§ **Dataset entries**:
□ □ □ □ □ □ □

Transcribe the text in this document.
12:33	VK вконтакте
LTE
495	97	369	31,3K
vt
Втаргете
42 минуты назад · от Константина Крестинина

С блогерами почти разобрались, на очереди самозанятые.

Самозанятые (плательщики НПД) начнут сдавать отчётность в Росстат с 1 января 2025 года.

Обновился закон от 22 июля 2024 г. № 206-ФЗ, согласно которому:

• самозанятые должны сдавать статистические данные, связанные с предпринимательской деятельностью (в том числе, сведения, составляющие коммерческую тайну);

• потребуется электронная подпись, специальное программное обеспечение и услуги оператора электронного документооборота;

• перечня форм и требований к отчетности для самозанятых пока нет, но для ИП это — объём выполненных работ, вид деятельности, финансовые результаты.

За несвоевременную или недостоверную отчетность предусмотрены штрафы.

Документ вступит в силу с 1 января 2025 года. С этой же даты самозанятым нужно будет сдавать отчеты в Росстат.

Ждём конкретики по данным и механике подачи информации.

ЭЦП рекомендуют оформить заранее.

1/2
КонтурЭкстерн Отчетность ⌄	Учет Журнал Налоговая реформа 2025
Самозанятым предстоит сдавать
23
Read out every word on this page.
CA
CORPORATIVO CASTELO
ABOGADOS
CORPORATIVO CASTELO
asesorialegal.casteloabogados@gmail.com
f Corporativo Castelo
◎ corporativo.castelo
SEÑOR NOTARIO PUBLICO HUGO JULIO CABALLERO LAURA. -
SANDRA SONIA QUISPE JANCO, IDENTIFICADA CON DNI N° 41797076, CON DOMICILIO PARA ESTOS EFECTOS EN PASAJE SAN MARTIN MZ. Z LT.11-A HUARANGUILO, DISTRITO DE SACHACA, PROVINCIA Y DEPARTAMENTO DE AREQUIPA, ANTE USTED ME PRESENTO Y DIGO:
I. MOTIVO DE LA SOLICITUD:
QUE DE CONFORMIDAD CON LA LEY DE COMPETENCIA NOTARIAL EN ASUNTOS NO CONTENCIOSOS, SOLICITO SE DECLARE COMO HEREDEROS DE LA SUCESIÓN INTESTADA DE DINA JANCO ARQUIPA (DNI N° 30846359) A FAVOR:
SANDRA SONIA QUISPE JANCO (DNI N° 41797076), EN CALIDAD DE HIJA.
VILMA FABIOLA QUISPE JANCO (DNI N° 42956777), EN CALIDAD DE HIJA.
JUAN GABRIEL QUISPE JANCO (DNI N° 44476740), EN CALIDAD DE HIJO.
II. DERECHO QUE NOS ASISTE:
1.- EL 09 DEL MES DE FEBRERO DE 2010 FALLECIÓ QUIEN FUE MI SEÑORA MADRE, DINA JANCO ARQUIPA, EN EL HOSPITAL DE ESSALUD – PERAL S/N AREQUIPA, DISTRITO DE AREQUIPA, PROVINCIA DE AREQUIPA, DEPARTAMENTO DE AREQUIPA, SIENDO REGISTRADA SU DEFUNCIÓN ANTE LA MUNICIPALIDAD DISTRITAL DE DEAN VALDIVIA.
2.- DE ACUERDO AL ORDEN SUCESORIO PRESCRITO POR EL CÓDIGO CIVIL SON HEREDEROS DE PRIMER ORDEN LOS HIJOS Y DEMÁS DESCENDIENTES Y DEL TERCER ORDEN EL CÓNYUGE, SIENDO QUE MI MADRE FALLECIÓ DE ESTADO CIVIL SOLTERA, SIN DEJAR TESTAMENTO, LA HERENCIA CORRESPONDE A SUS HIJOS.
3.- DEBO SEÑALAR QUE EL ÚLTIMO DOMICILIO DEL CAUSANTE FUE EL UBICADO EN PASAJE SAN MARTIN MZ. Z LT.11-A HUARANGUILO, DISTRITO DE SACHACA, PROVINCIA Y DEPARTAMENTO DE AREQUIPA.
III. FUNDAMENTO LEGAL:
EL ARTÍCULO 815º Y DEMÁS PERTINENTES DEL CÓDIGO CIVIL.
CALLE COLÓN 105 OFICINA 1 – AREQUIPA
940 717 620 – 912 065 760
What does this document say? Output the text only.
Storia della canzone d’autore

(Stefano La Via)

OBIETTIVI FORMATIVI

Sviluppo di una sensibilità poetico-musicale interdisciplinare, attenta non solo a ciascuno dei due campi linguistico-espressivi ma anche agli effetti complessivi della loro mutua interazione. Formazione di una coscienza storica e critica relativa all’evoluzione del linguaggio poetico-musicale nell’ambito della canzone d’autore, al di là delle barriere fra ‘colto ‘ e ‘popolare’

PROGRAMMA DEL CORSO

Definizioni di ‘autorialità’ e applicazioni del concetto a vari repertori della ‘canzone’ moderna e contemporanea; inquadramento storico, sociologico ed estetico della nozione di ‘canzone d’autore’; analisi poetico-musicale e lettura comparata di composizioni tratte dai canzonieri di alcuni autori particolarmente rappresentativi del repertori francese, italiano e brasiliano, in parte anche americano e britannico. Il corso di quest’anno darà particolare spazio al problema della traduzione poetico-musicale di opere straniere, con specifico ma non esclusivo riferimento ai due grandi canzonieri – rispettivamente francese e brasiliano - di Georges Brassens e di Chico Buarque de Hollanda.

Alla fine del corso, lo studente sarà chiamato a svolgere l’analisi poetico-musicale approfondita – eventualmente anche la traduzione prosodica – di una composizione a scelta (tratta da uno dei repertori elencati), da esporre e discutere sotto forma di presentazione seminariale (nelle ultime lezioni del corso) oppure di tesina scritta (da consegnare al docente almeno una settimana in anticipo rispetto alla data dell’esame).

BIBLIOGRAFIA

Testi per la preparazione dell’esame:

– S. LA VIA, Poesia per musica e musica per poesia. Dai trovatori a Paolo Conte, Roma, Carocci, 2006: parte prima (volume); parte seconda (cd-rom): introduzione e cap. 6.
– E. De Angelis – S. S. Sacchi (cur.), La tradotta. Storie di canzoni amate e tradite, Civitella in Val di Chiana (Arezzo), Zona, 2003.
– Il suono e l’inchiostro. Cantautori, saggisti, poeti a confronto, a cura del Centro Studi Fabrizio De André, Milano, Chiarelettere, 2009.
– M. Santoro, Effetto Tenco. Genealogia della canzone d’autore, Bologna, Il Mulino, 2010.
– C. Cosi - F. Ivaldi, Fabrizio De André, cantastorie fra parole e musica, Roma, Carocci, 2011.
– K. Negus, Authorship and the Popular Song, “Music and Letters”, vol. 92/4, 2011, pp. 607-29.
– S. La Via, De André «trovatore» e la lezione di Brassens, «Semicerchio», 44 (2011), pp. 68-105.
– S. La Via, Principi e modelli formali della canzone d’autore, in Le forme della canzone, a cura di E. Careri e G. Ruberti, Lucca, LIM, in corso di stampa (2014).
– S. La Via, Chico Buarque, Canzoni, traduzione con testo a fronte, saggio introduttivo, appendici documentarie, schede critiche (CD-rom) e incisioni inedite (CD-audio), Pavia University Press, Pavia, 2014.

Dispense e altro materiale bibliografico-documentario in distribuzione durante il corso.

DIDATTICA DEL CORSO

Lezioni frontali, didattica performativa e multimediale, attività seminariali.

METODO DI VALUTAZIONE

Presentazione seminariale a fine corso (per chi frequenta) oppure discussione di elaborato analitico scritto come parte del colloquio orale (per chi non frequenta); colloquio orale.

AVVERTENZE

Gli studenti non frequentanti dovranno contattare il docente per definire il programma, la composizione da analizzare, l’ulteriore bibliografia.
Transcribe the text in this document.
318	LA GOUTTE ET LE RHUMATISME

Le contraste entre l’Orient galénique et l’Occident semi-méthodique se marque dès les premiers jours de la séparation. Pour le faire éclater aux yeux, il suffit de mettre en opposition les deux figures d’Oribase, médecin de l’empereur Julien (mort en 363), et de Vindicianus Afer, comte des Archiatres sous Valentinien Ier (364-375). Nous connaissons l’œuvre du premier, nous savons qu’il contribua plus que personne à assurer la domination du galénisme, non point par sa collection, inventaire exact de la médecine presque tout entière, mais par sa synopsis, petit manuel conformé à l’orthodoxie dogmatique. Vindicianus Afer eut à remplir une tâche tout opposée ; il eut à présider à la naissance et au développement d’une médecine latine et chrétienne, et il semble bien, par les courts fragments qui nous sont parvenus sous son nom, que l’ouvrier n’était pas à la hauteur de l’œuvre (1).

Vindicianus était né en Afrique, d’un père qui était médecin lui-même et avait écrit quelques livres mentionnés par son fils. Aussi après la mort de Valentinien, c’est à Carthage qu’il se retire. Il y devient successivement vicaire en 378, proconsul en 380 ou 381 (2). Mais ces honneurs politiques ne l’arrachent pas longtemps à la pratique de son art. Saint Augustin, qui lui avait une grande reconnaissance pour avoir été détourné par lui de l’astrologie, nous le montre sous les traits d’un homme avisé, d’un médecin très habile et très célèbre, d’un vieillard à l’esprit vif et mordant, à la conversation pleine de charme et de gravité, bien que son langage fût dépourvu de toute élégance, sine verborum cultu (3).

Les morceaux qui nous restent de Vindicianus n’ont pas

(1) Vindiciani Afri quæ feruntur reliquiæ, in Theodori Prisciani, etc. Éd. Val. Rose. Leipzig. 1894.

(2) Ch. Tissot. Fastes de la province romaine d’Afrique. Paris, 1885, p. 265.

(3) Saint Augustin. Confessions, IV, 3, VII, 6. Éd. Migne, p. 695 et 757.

□ □ □ □ □ □ □

§ **What to do**:
Extract all lines containing the word "SONIA".

§ **The answer**:
SANDRA SONIA QUISPE JANCO, IDENTIFICADA CON DNI N° 41797076, CON DOMICILIO PARA ESTOS EFECTOS EN PASAJE SAN MARTIN MZ. Z LT.11-A HUARANGUILO, DISTRITO DE SACHACA, PROVINCIA Y DEPARTAMENTO DE AREQUIPA, ANTE USTED ME PRESENTO Y DIGO:
SANDRA SONIA QUISPE JANCO (DNI N° 41797076), EN CALIDAD DE HIJA.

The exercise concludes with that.